Items from a dataset
'''

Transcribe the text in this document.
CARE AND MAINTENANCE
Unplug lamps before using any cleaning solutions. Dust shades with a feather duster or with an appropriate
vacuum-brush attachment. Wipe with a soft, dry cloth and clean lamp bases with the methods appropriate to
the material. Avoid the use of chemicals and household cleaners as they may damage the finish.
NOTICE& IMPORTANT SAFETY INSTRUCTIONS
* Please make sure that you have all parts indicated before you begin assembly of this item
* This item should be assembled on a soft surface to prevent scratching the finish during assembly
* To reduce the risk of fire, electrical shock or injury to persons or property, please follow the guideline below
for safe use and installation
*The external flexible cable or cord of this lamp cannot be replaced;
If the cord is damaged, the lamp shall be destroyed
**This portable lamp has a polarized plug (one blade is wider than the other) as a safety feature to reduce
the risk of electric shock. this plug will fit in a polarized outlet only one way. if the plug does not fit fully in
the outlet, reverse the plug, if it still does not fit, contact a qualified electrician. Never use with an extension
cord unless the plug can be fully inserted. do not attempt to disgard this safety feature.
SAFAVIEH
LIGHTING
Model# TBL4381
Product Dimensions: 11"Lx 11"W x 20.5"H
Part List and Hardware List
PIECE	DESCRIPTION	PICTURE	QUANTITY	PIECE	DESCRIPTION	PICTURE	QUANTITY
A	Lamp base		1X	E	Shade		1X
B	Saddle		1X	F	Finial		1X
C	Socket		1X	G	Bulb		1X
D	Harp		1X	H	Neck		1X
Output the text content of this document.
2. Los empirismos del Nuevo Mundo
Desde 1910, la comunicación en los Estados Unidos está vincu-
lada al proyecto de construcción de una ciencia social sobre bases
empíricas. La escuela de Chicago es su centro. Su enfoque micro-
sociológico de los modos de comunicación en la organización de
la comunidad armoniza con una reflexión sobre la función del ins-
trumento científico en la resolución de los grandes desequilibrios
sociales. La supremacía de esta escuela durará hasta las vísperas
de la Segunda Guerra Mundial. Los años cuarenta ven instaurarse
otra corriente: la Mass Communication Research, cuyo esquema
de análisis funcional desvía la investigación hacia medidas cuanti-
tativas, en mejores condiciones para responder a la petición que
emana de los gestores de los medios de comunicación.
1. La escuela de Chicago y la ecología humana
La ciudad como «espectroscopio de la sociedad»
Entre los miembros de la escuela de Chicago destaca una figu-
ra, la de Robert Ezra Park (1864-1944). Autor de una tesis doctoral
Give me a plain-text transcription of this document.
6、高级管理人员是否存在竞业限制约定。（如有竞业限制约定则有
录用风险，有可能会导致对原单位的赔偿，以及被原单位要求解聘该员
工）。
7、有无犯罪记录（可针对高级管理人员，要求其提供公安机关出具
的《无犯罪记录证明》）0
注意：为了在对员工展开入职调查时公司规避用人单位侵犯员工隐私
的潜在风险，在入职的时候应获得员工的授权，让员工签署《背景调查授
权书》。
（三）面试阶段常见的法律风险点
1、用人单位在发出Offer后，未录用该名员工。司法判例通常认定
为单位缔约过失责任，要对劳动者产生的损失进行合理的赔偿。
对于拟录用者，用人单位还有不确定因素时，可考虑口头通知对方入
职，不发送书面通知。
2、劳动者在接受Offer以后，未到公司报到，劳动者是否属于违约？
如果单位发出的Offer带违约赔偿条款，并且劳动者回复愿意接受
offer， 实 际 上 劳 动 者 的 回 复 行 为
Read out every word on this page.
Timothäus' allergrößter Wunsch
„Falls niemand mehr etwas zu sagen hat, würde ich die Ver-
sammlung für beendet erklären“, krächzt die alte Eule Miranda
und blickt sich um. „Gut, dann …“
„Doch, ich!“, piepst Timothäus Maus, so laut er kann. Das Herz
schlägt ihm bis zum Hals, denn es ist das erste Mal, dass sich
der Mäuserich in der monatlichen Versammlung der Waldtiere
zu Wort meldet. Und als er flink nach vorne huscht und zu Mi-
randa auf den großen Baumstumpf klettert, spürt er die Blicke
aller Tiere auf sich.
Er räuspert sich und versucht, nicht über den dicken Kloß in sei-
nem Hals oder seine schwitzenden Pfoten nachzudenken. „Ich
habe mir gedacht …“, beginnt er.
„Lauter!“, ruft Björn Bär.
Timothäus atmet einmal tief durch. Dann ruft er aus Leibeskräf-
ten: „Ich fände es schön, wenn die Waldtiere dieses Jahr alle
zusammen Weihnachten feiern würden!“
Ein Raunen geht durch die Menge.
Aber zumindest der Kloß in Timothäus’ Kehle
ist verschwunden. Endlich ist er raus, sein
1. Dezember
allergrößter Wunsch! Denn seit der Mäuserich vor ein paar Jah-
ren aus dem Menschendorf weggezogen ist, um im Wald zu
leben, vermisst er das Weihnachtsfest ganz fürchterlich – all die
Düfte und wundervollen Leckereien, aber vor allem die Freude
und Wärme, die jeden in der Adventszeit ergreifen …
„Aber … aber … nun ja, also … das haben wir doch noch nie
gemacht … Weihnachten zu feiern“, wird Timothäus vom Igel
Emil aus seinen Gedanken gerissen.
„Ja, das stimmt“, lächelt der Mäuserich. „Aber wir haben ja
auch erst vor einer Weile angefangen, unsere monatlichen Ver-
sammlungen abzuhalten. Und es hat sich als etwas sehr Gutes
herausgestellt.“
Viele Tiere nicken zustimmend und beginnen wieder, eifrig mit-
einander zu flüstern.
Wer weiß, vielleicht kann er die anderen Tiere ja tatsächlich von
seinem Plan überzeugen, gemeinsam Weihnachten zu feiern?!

'''

**Challenge:**
Transcribe the full listing above without leaving anything out.

**Answer to the task:**
Transcribe the text in this document.
CARE AND MAINTENANCE
Unplug lamps before using any cleaning solutions. Dust shades with a feather duster or with an appropriate
vacuum-brush attachment. Wipe with a soft, dry cloth and clean lamp bases with the methods appropriate to
the material. Avoid the use of chemicals and household cleaners as they may damage the finish.
NOTICE& IMPORTANT SAFETY INSTRUCTIONS
* Please make sure that you have all parts indicated before you begin assembly of this item
* This item should be assembled on a soft surface to prevent scratching the finish during assembly
* To reduce the risk of fire, electrical shock or injury to persons or property, please follow the guideline below
for safe use and installation
*The external flexible cable or cord of this lamp cannot be replaced;
If the cord is damaged, the lamp shall be destroyed
**This portable lamp has a polarized plug (one blade is wider than the other) as a safety feature to reduce
the risk of electric shock. this plug will fit in a polarized outlet only one way. if the plug does not fit fully in
the outlet, reverse the plug, if it still does not fit, contact a qualified electrician. Never use with an extension
cord unless the plug can be fully inserted. do not attempt to disgard this safety feature.
SAFAVIEH
LIGHTING
Model# TBL4381
Product Dimensions: 11"Lx 11"W x 20.5"H
Part List and Hardware List
PIECE	DESCRIPTION	PICTURE	QUANTITY	PIECE	DESCRIPTION	PICTURE	QUANTITY
A	Lamp base		1X	E	Shade		1X
B	Saddle		1X	F	Finial		1X
C	Socket		1X	G	Bulb		1X
D	Harp		1X	H	Neck		1X
Output the text content of this document.
2. Los empirismos del Nuevo Mundo
Desde 1910, la comunicación en los Estados Unidos está vincu-
lada al proyecto de construcción de una ciencia social sobre bases
empíricas. La escuela de Chicago es su centro. Su enfoque micro-
sociológico de los modos de comunicación en la organización de
la comunidad armoniza con una reflexión sobre la función del ins-
trumento científico en la resolución de los grandes desequilibrios
sociales. La supremacía de esta escuela durará hasta las vísperas
de la Segunda Guerra Mundial. Los años cuarenta ven instaurarse
otra corriente: la Mass Communication Research, cuyo esquema
de análisis funcional desvía la investigación hacia medidas cuanti-
tativas, en mejores condiciones para responder a la petición que
emana de los gestores de los medios de comunicación.
1. La escuela de Chicago y la ecología humana
La ciudad como «espectroscopio de la sociedad»
Entre los miembros de la escuela de Chicago destaca una figu-
ra, la de Robert Ezra Park (1864-1944). Autor de una tesis doctoral
Give me a plain-text transcription of this document.
6、高级管理人员是否存在竞业限制约定。（如有竞业限制约定则有
录用风险，有可能会导致对原单位的赔偿，以及被原单位要求解聘该员
工）。
7、有无犯罪记录（可针对高级管理人员，要求其提供公安机关出具
的《无犯罪记录证明》）0
注意：为了在对员工展开入职调查时公司规避用人单位侵犯员工隐私
的潜在风险，在入职的时候应获得员工的授权，让员工签署《背景调查授
权书》。
（三）面试阶段常见的法律风险点
1、用人单位在发出Offer后，未录用该名员工。司法判例通常认定
为单位缔约过失责任，要对劳动者产生的损失进行合理的赔偿。
对于拟录用者，用人单位还有不确定因素时，可考虑口头通知对方入
职，不发送书面通知。
2、劳动者在接受Offer以后，未到公司报到，劳动者是否属于违约？
如果单位发出的Offer带违约赔偿条款，并且劳动者回复愿意接受
offer， 实 际 上 劳 动 者 的 回 复 行 为
Read out every word on this page.
Timothäus' allergrößter Wunsch
„Falls niemand mehr etwas zu sagen hat, würde ich die Ver-
sammlung für beendet erklären“, krächzt die alte Eule Miranda
und blickt sich um. „Gut, dann …“
„Doch, ich!“, piepst Timothäus Maus, so laut er kann. Das Herz
schlägt ihm bis zum Hals, denn es ist das erste Mal, dass sich
der Mäuserich in der monatlichen Versammlung der Waldtiere
zu Wort meldet. Und als er flink nach vorne huscht und zu Mi-
randa auf den großen Baumstumpf klettert, spürt er die Blicke
aller Tiere auf sich.
Er räuspert sich und versucht, nicht über den dicken Kloß in sei-
nem Hals oder seine schwitzenden Pfoten nachzudenken. „Ich
habe mir gedacht …“, beginnt er.
„Lauter!“, ruft Björn Bär.
Timothäus atmet einmal tief durch. Dann ruft er aus Leibeskräf-
ten: „Ich fände es schön, wenn die Waldtiere dieses Jahr alle
zusammen Weihnachten feiern würden!“
Ein Raunen geht durch die Menge.
Aber zumindest der Kloß in Timothäus’ Kehle
ist verschwunden. Endlich ist er raus, sein
1. Dezember
allergrößter Wunsch! Denn seit der Mäuserich vor ein paar Jah-
ren aus dem Menschendorf weggezogen ist, um im Wald zu
leben, vermisst er das Weihnachtsfest ganz fürchterlich – all die
Düfte und wundervollen Leckereien, aber vor allem die Freude
und Wärme, die jeden in der Adventszeit ergreifen …
„Aber … aber … nun ja, also … das haben wir doch noch nie
gemacht … Weihnachten zu feiern“, wird Timothäus vom Igel
Emil aus seinen Gedanken gerissen.
„Ja, das stimmt“, lächelt der Mäuserich. „Aber wir haben ja
auch erst vor einer Weile angefangen, unsere monatlichen Ver-
sammlungen abzuhalten. Und es hat sich als etwas sehr Gutes
herausgestellt.“
Viele Tiere nicken zustimmend und beginnen wieder, eifrig mit-
einander zu flüstern.
Wer weiß, vielleicht kann er die anderen Tiere ja tatsächlich von
seinem Plan überzeugen, gemeinsam Weihnachten zu feiern?!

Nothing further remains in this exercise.